[Information supplied start]

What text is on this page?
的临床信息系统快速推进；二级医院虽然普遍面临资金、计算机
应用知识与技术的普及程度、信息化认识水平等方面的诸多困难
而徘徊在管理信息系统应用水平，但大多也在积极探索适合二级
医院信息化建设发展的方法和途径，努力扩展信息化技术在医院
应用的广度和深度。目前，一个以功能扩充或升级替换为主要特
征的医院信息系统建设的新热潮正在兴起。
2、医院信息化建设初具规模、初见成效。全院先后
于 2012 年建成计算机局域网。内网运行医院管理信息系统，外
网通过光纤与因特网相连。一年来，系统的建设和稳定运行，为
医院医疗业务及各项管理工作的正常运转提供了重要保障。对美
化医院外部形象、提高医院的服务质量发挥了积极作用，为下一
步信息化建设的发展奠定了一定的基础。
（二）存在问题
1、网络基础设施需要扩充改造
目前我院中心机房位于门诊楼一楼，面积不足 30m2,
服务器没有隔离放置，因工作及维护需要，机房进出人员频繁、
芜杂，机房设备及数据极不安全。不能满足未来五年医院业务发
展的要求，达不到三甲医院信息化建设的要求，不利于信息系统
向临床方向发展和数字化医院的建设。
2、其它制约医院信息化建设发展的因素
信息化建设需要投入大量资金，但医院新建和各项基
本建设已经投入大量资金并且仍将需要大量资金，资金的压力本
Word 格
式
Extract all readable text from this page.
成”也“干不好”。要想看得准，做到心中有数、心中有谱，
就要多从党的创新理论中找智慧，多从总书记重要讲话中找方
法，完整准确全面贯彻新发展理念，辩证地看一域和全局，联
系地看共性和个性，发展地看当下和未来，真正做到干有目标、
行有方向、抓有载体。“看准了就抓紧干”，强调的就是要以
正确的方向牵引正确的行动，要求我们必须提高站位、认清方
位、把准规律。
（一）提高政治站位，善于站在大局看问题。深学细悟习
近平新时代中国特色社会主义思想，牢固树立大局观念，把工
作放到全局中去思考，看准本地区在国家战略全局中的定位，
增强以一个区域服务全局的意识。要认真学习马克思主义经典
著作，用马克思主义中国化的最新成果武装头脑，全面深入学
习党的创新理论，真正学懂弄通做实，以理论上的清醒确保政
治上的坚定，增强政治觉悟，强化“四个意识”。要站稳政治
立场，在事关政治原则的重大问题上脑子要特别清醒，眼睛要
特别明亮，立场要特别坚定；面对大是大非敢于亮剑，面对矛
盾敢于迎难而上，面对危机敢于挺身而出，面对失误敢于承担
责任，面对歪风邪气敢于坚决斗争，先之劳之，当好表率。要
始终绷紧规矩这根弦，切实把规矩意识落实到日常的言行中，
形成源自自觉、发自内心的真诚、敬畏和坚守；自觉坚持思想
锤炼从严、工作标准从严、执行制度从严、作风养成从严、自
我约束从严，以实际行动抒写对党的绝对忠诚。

[Information supplied end]

▸ **Written request**: Print only the lines from the one with "Extract all readable text from this page." to the end of the records, both included.

▸ **Result below**:
Extract all readable text from this page.
成”也“干不好”。要想看得准，做到心中有数、心中有谱，
就要多从党的创新理论中找智慧，多从总书记重要讲话中找方
法，完整准确全面贯彻新发展理念，辩证地看一域和全局，联
系地看共性和个性，发展地看当下和未来，真正做到干有目标、
行有方向、抓有载体。“看准了就抓紧干”，强调的就是要以
正确的方向牵引正确的行动，要求我们必须提高站位、认清方
位、把准规律。
（一）提高政治站位，善于站在大局看问题。深学细悟习
近平新时代中国特色社会主义思想，牢固树立大局观念，把工
作放到全局中去思考，看准本地区在国家战略全局中的定位，
增强以一个区域服务全局的意识。要认真学习马克思主义经典
著作，用马克思主义中国化的最新成果武装头脑，全面深入学
习党的创新理论，真正学懂弄通做实，以理论上的清醒确保政
治上的坚定，增强政治觉悟，强化“四个意识”。要站稳政治
立场，在事关政治原则的重大问题上脑子要特别清醒，眼睛要
特别明亮，立场要特别坚定；面对大是大非敢于亮剑，面对矛
盾敢于迎难而上，面对危机敢于挺身而出，面对失误敢于承担
责任，面对歪风邪气敢于坚决斗争，先之劳之，当好表率。要
始终绷紧规矩这根弦，切实把规矩意识落实到日常的言行中，
形成源自自觉、发自内心的真诚、敬畏和坚守；自觉坚持思想
锤炼从严、工作标准从严、执行制度从严、作风养成从严、自
我约束从严，以实际行动抒写对党的绝对忠诚。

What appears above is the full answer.